> Exercise: Work out how many lines in the listing below include the word "housing". Give nothing but the number.

> Information supplied:
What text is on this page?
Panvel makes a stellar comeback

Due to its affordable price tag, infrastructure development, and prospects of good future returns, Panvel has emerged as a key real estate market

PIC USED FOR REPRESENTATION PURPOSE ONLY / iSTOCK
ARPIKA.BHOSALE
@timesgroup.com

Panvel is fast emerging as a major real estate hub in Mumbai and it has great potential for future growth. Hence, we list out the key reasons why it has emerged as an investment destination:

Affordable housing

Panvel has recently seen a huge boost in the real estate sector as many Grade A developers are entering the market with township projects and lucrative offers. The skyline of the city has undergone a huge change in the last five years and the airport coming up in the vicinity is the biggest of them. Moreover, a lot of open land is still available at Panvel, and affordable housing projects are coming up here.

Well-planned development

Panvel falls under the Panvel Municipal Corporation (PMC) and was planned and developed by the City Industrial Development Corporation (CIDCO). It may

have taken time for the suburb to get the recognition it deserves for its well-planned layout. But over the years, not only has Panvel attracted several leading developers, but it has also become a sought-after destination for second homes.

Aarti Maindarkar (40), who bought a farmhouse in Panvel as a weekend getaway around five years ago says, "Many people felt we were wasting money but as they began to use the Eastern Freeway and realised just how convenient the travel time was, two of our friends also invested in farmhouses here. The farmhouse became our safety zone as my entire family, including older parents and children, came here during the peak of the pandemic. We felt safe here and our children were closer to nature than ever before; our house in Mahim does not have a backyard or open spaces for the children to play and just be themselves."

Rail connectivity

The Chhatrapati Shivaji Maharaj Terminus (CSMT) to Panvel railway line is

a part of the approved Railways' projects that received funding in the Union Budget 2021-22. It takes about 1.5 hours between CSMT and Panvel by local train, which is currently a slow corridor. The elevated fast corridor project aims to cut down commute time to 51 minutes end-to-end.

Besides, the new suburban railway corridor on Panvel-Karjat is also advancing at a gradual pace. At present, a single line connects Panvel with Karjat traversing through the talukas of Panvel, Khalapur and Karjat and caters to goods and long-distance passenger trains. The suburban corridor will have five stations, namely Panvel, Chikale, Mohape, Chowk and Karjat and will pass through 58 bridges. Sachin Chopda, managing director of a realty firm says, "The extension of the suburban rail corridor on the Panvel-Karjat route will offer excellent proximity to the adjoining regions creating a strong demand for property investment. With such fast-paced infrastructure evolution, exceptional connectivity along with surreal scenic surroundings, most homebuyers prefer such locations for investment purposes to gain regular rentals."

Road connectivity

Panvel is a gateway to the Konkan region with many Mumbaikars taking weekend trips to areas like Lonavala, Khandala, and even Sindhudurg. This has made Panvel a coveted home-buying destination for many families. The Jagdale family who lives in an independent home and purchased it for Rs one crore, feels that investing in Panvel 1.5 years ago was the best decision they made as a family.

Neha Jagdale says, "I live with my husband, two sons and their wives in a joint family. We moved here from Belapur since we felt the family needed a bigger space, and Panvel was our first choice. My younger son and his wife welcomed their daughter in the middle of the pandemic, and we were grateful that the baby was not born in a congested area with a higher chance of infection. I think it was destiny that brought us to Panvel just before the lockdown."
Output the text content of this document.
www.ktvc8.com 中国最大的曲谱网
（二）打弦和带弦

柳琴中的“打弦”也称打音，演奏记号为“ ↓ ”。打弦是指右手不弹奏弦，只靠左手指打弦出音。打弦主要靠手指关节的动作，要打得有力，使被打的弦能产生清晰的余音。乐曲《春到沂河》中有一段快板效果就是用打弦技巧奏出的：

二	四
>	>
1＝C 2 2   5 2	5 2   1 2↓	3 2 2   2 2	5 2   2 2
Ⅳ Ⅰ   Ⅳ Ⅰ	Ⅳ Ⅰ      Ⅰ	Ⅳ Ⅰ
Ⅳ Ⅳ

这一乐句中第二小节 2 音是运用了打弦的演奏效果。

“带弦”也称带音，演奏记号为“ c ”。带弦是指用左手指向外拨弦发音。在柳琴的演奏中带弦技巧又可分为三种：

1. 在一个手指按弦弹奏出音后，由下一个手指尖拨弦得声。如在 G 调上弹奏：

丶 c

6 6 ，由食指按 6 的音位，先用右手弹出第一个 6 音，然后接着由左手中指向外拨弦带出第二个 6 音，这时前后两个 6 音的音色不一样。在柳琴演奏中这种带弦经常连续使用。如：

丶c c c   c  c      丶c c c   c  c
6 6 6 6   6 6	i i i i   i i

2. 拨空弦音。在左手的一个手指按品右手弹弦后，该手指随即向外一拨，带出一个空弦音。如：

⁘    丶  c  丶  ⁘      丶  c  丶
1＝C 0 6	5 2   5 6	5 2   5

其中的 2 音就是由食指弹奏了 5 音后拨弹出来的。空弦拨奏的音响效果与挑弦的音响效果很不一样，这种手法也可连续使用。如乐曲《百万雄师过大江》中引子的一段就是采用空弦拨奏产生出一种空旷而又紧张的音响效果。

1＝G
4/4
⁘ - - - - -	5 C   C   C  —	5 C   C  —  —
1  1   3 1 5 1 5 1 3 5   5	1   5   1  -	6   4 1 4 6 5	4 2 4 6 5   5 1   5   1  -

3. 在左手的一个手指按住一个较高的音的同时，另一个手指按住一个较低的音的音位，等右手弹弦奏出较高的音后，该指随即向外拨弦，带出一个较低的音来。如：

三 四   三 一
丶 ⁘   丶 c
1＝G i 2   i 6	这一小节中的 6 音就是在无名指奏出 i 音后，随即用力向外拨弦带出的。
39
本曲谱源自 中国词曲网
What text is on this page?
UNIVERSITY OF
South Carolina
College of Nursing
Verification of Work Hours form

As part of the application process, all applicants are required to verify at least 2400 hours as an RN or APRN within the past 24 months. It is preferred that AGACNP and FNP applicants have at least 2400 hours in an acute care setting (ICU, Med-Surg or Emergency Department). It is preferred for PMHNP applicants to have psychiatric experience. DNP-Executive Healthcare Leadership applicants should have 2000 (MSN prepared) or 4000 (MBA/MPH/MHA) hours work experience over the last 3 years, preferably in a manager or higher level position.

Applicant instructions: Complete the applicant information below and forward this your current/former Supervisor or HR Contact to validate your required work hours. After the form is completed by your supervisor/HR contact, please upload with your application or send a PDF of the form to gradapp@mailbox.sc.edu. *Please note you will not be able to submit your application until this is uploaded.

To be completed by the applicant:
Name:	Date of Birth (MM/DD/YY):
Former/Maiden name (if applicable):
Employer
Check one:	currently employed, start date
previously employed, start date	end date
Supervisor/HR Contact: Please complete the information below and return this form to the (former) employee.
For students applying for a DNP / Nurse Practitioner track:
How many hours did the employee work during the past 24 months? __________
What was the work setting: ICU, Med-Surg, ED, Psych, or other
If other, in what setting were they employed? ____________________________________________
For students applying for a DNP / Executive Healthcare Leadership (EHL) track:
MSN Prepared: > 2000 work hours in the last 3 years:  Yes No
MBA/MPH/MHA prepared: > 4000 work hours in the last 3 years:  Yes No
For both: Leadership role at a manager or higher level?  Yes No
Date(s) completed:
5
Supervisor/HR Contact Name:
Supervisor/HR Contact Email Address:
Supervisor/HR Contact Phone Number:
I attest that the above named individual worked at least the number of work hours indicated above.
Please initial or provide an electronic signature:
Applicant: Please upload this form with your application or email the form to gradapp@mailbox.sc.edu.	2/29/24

> The reply: 2